PROBLEM TO WORK ON: Copy, from the entries below, each line in which the string "televisión" appears.

INFORMATION PROVIDED:
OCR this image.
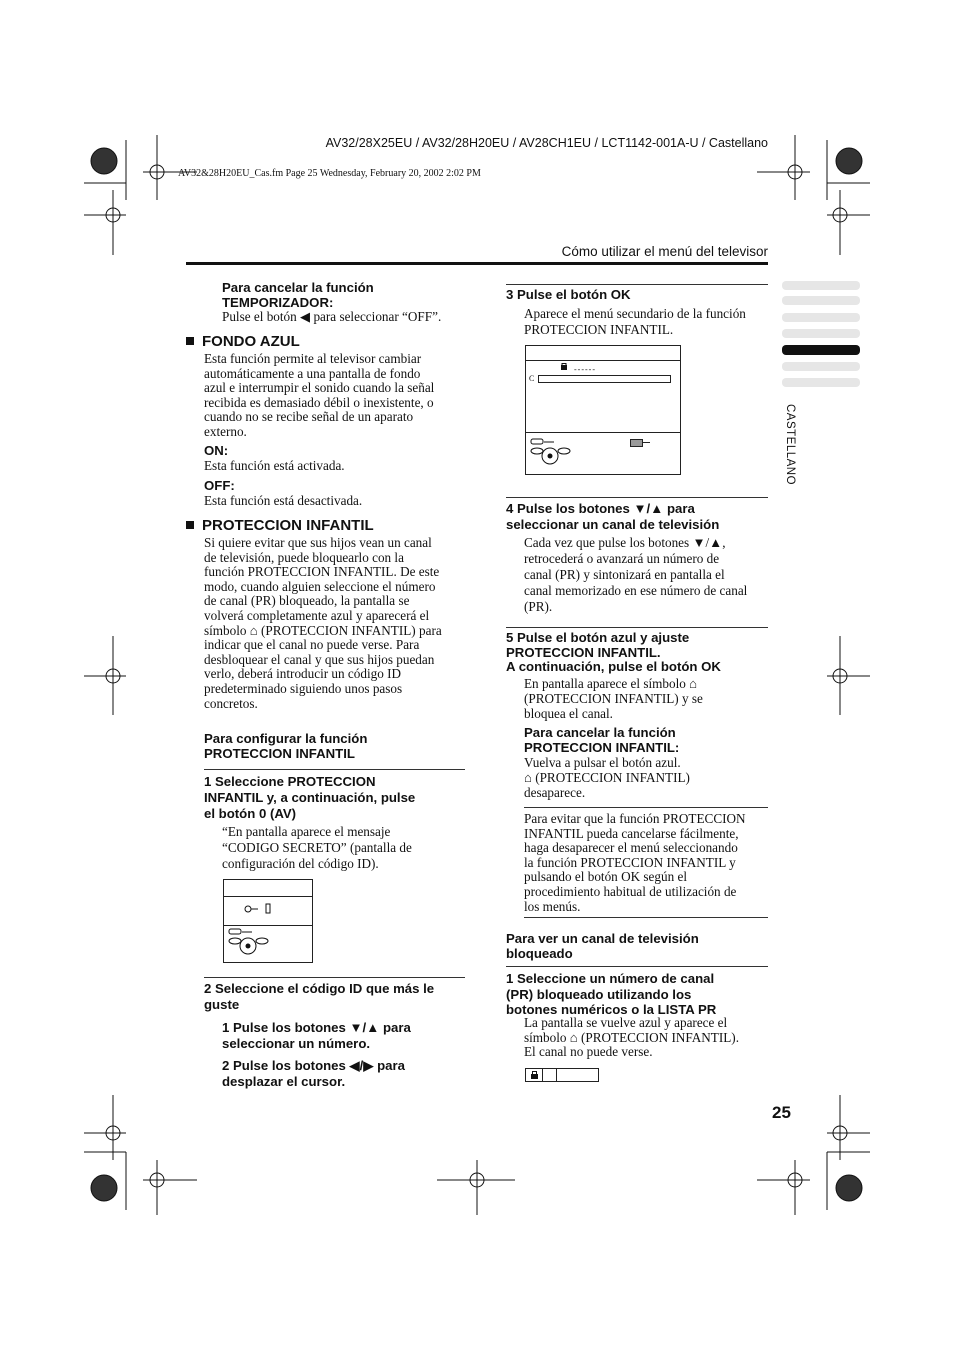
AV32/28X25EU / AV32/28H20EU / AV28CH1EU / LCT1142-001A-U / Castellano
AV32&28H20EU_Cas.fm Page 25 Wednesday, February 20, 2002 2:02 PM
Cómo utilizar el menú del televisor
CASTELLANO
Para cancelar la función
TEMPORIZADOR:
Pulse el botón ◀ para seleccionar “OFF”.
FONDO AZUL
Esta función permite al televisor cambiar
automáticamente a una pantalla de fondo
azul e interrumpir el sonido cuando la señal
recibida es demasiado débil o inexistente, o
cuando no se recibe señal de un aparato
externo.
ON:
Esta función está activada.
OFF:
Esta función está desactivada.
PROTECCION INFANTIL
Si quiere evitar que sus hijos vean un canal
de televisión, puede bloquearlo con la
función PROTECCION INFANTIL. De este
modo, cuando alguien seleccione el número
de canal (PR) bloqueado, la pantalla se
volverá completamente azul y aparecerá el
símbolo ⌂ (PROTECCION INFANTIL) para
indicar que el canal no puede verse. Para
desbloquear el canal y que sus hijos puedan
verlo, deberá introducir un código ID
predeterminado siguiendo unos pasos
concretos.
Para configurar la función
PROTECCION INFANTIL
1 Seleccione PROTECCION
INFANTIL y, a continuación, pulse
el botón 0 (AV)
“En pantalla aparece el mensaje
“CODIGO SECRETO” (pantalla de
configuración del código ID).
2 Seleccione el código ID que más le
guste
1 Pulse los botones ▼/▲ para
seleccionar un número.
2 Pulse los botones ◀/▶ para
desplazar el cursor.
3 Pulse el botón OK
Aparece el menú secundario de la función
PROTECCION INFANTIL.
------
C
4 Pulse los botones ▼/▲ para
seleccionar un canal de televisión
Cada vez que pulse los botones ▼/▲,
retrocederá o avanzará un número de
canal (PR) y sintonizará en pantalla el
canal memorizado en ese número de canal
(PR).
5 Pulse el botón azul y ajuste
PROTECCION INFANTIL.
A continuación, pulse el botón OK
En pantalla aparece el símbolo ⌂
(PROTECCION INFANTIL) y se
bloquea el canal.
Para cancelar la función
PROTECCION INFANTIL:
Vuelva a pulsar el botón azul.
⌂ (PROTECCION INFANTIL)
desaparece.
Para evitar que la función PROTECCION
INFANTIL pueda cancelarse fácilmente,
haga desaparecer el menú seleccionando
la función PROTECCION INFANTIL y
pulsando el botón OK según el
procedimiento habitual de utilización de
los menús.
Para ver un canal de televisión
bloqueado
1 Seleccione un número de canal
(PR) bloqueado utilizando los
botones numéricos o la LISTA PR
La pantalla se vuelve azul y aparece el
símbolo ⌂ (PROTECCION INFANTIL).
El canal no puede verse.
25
* * *
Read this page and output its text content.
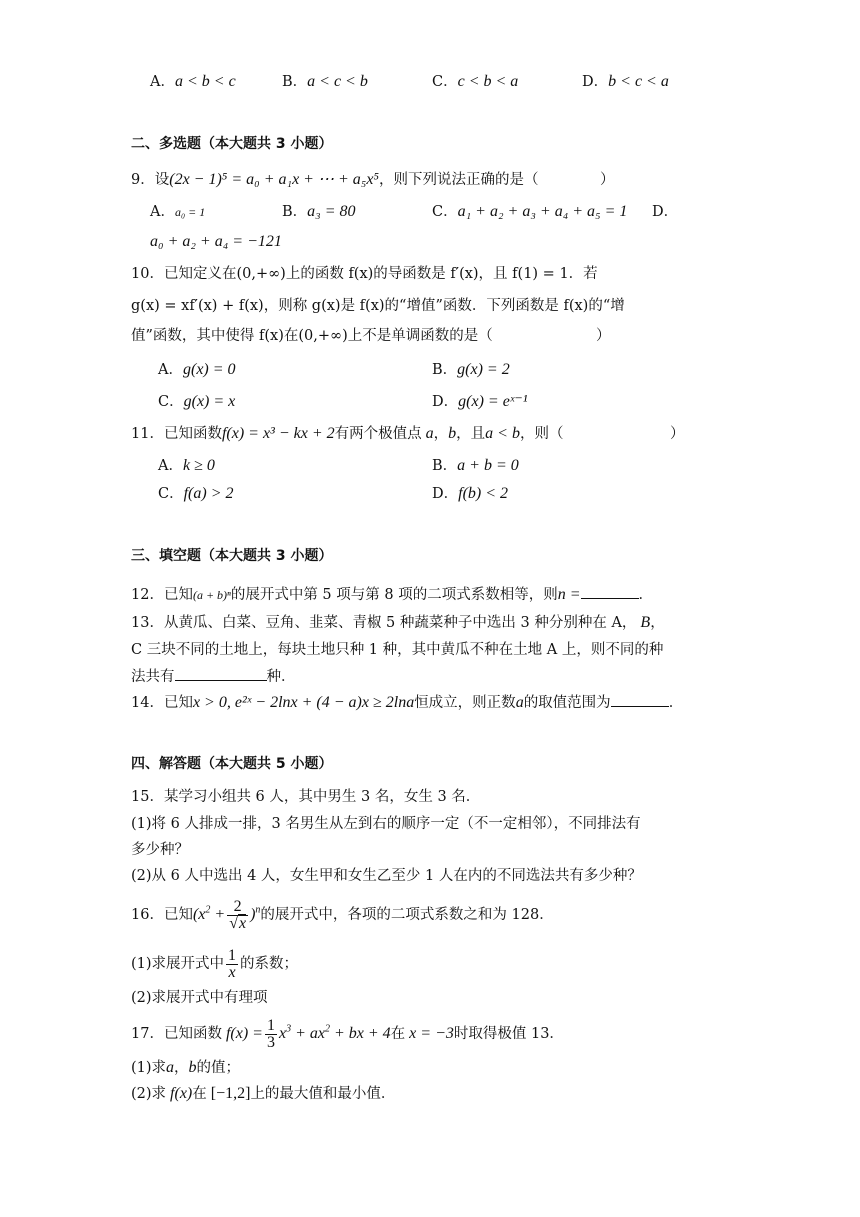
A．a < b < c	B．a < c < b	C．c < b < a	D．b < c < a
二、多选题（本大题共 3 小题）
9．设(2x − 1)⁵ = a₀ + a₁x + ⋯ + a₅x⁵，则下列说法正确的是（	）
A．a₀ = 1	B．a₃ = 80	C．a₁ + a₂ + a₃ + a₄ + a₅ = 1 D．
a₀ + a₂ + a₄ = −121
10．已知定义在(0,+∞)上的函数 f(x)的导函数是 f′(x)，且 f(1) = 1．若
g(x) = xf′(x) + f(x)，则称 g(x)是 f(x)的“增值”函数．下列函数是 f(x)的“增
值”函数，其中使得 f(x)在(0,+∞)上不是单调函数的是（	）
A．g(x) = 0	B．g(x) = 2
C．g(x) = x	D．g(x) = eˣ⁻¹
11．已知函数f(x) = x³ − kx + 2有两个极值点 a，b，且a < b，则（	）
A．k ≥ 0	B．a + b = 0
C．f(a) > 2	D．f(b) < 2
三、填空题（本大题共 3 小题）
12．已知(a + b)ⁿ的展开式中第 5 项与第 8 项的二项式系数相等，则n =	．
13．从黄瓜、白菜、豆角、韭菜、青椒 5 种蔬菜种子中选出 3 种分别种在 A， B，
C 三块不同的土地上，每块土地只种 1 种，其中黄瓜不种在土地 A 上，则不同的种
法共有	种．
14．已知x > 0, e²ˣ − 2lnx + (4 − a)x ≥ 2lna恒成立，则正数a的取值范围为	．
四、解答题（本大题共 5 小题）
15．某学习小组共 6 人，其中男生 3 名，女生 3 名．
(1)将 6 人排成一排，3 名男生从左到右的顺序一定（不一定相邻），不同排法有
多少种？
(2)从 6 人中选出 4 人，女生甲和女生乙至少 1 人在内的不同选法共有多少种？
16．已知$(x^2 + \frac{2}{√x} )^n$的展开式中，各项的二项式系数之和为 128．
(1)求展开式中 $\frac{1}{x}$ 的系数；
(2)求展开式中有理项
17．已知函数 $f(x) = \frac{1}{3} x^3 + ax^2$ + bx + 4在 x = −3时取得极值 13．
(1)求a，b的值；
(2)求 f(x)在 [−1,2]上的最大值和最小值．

SOLUTION TO THIS TASK:
de televisión, puede bloquearlo con la
seleccionar un canal de televisión
Para ver un canal de televisión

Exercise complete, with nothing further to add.